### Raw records
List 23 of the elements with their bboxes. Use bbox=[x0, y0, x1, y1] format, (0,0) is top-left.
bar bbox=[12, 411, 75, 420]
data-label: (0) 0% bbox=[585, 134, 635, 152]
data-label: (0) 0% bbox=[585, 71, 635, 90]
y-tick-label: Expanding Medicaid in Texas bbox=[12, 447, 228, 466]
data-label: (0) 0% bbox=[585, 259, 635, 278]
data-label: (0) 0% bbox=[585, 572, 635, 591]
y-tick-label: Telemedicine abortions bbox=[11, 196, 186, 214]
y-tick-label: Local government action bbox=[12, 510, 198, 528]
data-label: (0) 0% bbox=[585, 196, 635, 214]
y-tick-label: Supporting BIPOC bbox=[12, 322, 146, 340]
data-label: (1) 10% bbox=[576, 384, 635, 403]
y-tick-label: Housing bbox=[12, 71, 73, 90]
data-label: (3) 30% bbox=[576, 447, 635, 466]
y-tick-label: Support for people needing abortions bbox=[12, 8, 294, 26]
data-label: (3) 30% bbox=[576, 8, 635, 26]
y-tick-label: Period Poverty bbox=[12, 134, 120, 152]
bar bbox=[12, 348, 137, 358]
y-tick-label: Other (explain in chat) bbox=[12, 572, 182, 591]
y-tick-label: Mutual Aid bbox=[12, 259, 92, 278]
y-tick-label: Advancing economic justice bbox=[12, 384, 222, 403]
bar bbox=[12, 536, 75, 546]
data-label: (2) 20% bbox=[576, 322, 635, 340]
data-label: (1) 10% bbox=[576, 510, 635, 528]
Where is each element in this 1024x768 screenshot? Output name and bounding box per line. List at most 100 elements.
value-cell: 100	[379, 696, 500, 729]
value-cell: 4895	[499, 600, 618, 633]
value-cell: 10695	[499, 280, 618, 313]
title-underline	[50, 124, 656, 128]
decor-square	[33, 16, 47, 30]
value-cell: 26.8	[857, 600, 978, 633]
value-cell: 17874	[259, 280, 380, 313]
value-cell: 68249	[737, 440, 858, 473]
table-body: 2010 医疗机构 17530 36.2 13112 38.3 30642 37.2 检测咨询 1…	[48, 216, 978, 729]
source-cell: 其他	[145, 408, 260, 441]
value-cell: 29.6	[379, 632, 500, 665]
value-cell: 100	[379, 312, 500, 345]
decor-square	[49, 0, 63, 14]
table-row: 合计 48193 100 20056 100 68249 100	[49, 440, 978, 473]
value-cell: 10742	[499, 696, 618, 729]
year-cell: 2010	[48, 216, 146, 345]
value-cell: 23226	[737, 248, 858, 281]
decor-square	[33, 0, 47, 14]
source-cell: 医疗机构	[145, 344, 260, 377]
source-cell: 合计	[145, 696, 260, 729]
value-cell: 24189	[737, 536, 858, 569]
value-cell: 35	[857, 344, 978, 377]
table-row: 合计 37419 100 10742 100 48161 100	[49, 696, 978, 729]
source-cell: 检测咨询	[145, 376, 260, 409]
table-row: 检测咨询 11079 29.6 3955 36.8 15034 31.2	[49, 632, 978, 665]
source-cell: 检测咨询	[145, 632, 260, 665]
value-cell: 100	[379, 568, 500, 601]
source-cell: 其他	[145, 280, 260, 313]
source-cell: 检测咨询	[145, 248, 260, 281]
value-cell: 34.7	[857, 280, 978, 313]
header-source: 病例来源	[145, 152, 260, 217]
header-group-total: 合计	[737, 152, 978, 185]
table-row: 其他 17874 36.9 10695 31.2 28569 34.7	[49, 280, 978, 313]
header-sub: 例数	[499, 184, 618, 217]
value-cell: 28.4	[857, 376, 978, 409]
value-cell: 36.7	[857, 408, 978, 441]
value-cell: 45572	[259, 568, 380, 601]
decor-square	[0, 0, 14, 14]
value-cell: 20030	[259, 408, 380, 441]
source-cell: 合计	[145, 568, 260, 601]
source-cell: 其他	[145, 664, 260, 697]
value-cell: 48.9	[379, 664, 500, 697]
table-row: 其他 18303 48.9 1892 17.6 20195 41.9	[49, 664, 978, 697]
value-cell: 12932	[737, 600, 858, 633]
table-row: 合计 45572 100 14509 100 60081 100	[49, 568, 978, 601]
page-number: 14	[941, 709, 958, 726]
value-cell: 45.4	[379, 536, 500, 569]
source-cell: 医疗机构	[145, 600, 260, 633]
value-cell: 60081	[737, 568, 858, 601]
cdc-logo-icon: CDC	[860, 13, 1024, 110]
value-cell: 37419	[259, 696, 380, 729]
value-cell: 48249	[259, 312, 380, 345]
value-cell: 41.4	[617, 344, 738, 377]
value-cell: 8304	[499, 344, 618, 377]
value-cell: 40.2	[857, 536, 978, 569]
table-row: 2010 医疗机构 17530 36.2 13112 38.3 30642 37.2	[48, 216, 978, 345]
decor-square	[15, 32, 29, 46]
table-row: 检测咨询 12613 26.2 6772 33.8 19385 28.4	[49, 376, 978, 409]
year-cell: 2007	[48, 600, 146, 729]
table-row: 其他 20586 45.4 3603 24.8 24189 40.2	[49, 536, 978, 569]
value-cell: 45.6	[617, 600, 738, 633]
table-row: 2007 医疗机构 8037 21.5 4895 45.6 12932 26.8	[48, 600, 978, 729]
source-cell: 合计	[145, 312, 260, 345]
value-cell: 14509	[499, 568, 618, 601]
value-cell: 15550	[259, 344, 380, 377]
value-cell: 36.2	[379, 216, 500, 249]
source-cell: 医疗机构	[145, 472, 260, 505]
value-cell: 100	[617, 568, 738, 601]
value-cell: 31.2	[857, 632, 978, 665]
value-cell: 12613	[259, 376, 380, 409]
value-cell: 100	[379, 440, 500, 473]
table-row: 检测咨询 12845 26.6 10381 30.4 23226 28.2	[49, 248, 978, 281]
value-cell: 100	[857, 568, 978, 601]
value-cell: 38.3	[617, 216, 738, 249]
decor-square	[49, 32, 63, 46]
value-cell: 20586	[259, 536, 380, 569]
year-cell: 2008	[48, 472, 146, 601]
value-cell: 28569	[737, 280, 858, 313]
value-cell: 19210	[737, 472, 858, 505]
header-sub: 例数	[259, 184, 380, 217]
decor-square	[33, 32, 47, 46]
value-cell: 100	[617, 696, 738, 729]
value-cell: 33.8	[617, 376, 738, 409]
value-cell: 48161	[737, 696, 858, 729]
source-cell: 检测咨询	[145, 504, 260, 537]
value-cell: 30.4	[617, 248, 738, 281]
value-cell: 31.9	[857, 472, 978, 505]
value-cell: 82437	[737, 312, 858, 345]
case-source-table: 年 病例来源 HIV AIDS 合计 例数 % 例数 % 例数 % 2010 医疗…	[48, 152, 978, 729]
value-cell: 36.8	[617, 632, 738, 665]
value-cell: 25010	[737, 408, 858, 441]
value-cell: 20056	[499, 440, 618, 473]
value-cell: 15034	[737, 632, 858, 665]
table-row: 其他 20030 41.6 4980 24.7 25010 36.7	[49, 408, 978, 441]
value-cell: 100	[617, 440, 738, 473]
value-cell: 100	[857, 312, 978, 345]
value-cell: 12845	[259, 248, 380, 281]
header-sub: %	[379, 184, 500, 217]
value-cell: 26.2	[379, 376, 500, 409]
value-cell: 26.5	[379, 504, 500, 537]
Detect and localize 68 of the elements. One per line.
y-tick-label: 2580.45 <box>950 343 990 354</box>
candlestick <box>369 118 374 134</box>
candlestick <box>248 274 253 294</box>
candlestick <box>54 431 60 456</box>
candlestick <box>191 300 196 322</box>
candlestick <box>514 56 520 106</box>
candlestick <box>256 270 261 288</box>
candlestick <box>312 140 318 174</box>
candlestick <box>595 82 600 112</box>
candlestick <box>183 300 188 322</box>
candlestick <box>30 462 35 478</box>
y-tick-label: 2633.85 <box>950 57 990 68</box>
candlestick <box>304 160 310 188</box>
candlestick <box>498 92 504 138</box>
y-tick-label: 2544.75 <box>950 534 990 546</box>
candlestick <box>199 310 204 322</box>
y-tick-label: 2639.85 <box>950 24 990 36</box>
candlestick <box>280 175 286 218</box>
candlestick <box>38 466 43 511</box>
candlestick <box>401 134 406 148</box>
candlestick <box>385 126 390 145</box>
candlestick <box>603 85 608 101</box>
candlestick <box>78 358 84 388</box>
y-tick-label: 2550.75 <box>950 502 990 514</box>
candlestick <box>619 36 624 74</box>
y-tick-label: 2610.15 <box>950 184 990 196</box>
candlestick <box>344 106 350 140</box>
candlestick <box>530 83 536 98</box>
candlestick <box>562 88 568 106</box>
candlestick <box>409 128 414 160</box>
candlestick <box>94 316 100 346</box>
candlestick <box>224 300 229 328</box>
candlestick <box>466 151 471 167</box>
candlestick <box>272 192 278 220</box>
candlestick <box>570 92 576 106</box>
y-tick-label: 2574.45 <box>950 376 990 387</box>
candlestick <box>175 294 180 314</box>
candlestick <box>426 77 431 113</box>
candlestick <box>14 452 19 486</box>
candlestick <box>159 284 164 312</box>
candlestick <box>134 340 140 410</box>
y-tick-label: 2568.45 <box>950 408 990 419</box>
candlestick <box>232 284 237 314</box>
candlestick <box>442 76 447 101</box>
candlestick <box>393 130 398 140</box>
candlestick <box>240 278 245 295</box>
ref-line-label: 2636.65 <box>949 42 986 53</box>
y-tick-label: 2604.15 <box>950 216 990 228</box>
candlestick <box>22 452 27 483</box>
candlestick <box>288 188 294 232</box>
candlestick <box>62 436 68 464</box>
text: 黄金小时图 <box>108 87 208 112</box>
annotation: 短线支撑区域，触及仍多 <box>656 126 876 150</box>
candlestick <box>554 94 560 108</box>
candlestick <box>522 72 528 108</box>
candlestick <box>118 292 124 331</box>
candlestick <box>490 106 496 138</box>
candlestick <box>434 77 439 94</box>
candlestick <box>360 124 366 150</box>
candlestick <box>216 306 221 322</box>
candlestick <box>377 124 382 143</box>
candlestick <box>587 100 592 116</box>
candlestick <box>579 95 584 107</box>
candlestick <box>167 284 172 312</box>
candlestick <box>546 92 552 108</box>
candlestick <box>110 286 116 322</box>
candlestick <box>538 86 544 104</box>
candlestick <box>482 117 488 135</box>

### DESCRIPTION OF THE TASK
Print everything from the first line of the entries down to the line containing "Where is each", both ends included, reproducing each line unchanged.

### ANSWER TO THIS TASK
List 23 of the elements with their bboxes. Use bbox=[x0, y0, x1, y1] format, (0,0) is top-left.
bar bbox=[12, 411, 75, 420]
data-label: (0) 0% bbox=[585, 134, 635, 152]
data-label: (0) 0% bbox=[585, 71, 635, 90]
y-tick-label: Expanding Medicaid in Texas bbox=[12, 447, 228, 466]
data-label: (0) 0% bbox=[585, 259, 635, 278]
data-label: (0) 0% bbox=[585, 572, 635, 591]
y-tick-label: Telemedicine abortions bbox=[11, 196, 186, 214]
y-tick-label: Local government action bbox=[12, 510, 198, 528]
data-label: (0) 0% bbox=[585, 196, 635, 214]
y-tick-label: Supporting BIPOC bbox=[12, 322, 146, 340]
data-label: (1) 10% bbox=[576, 384, 635, 403]
y-tick-label: Housing bbox=[12, 71, 73, 90]
data-label: (3) 30% bbox=[576, 447, 635, 466]
y-tick-label: Support for people needing abortions bbox=[12, 8, 294, 26]
data-label: (3) 30% bbox=[576, 8, 635, 26]
y-tick-label: Period Poverty bbox=[12, 134, 120, 152]
bar bbox=[12, 348, 137, 358]
y-tick-label: Other (explain in chat) bbox=[12, 572, 182, 591]
y-tick-label: Mutual Aid bbox=[12, 259, 92, 278]
y-tick-label: Advancing economic justice bbox=[12, 384, 222, 403]
bar bbox=[12, 536, 75, 546]
data-label: (2) 20% bbox=[576, 322, 635, 340]
data-label: (1) 10% bbox=[576, 510, 635, 528]
Where is each element in this 1024x768 screenshot? Output name and bounding box per line. List at most 100 elements.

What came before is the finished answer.